Problem: Output the material below unchanged, apart from leaving out the pictures.

Some records:

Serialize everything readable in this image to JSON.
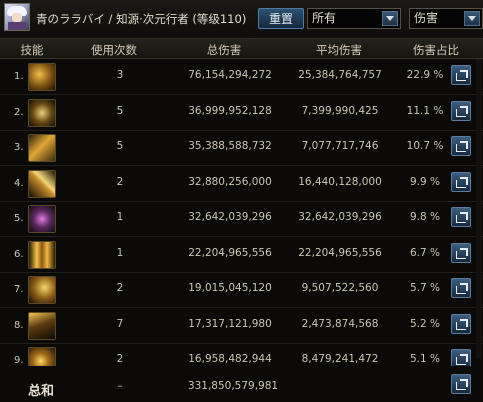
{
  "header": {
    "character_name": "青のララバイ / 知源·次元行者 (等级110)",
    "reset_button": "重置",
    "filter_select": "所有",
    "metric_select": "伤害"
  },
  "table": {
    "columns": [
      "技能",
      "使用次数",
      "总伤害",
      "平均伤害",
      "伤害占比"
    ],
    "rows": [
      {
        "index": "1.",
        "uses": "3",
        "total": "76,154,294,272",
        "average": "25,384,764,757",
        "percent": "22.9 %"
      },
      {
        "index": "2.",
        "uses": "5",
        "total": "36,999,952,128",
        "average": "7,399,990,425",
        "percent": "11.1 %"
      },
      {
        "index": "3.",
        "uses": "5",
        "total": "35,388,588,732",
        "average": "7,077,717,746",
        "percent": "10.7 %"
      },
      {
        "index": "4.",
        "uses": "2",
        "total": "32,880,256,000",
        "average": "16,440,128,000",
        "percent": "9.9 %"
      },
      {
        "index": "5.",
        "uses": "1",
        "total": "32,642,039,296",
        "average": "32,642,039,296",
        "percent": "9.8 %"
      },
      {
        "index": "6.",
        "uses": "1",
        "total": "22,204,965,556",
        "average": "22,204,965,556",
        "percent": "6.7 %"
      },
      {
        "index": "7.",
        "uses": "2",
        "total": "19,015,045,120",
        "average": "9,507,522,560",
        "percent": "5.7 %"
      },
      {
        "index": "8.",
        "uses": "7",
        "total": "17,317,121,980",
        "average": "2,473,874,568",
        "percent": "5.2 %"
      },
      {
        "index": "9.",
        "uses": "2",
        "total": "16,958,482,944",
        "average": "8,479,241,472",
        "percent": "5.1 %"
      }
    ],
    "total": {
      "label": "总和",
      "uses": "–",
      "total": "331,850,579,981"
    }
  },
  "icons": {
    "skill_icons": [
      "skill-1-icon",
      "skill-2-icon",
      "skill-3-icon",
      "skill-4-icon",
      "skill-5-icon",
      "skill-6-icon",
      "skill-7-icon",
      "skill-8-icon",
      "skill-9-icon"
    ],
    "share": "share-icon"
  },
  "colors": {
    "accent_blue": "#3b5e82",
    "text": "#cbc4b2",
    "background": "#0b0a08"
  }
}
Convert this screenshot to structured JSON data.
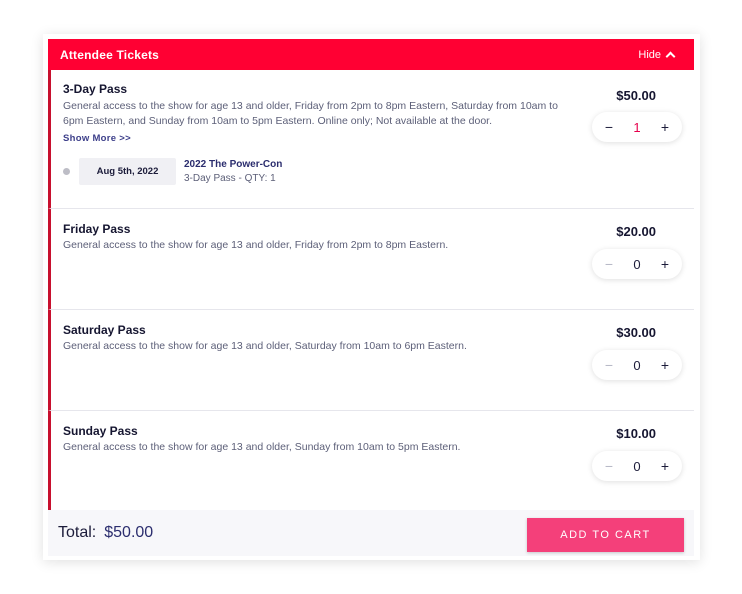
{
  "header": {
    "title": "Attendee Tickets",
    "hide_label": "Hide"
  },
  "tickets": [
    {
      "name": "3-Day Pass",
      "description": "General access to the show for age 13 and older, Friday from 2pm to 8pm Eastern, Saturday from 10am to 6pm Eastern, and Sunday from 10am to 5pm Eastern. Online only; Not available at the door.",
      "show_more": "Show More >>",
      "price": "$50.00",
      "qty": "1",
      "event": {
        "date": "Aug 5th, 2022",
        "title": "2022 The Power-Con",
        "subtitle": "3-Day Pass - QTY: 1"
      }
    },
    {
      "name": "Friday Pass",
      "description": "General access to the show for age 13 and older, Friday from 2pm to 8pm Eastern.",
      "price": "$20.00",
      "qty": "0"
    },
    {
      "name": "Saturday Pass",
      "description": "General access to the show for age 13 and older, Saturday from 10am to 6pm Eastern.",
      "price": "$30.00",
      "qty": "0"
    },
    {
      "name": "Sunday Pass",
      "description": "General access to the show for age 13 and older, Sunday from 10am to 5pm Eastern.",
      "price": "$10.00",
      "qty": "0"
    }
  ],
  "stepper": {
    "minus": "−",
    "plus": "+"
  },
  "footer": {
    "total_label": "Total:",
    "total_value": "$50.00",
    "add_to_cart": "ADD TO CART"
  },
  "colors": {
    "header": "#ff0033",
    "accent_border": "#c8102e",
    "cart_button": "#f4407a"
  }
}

Complete response:
Serialize everything readable in this image to JSON.
{
  "header": {
    "character_name": "青のララバイ / 知源·次元行者 (等级110)",
    "reset_button": "重置",
    "filter_select": "所有",
    "metric_select": "伤害"
  },
  "table": {
    "columns": [
      "技能",
      "使用次数",
      "总伤害",
      "平均伤害",
      "伤害占比"
    ],
    "rows": [
      {
        "index": "1.",
        "uses": "3",
        "total": "76,154,294,272",
        "average": "25,384,764,757",
        "percent": "22.9 %"
      },
      {
        "index": "2.",
        "uses": "5",
        "total": "36,999,952,128",
        "average": "7,399,990,425",
        "percent": "11.1 %"
      },
      {
        "index": "3.",
        "uses": "5",
        "total": "35,388,588,732",
        "average": "7,077,717,746",
        "percent": "10.7 %"
      },
      {
        "index": "4.",
        "uses": "2",
        "total": "32,880,256,000",
        "average": "16,440,128,000",
        "percent": "9.9 %"
      },
      {
        "index": "5.",
        "uses": "1",
        "total": "32,642,039,296",
        "average": "32,642,039,296",
        "percent": "9.8 %"
      },
      {
        "index": "6.",
        "uses": "1",
        "total": "22,204,965,556",
        "average": "22,204,965,556",
        "percent": "6.7 %"
      },
      {
        "index": "7.",
        "uses": "2",
        "total": "19,015,045,120",
        "average": "9,507,522,560",
        "percent": "5.7 %"
      },
      {
        "index": "8.",
        "uses": "7",
        "total": "17,317,121,980",
        "average": "2,473,874,568",
        "percent": "5.2 %"
      },
      {
        "index": "9.",
        "uses": "2",
        "total": "16,958,482,944",
        "average": "8,479,241,472",
        "percent": "5.1 %"
      }
    ],
    "total": {
      "label": "总和",
      "uses": "–",
      "total": "331,850,579,981"
    }
  },
  "icons": {
    "skill_icons": [
      "skill-1-icon",
      "skill-2-icon",
      "skill-3-icon",
      "skill-4-icon",
      "skill-5-icon",
      "skill-6-icon",
      "skill-7-icon",
      "skill-8-icon",
      "skill-9-icon"
    ],
    "share": "share-icon"
  },
  "colors": {
    "accent_blue": "#3b5e82",
    "text": "#cbc4b2",
    "background": "#0b0a08"
  }
}
Convert this screenshot to structured JSON data.
{
  "header": {
    "title": "Attendee Tickets",
    "hide_label": "Hide"
  },
  "tickets": [
    {
      "name": "3-Day Pass",
      "description": "General access to the show for age 13 and older, Friday from 2pm to 8pm Eastern, Saturday from 10am to 6pm Eastern, and Sunday from 10am to 5pm Eastern. Online only; Not available at the door.",
      "show_more": "Show More >>",
      "price": "$50.00",
      "qty": "1",
      "event": {
        "date": "Aug 5th, 2022",
        "title": "2022 The Power-Con",
        "subtitle": "3-Day Pass - QTY: 1"
      }
    },
    {
      "name": "Friday Pass",
      "description": "General access to the show for age 13 and older, Friday from 2pm to 8pm Eastern.",
      "price": "$20.00",
      "qty": "0"
    },
    {
      "name": "Saturday Pass",
      "description": "General access to the show for age 13 and older, Saturday from 10am to 6pm Eastern.",
      "price": "$30.00",
      "qty": "0"
    },
    {
      "name": "Sunday Pass",
      "description": "General access to the show for age 13 and older, Sunday from 10am to 5pm Eastern.",
      "price": "$10.00",
      "qty": "0"
    }
  ],
  "stepper": {
    "minus": "−",
    "plus": "+"
  },
  "footer": {
    "total_label": "Total:",
    "total_value": "$50.00",
    "add_to_cart": "ADD TO CART"
  },
  "colors": {
    "header": "#ff0033",
    "accent_border": "#c8102e",
    "cart_button": "#f4407a"
  }
}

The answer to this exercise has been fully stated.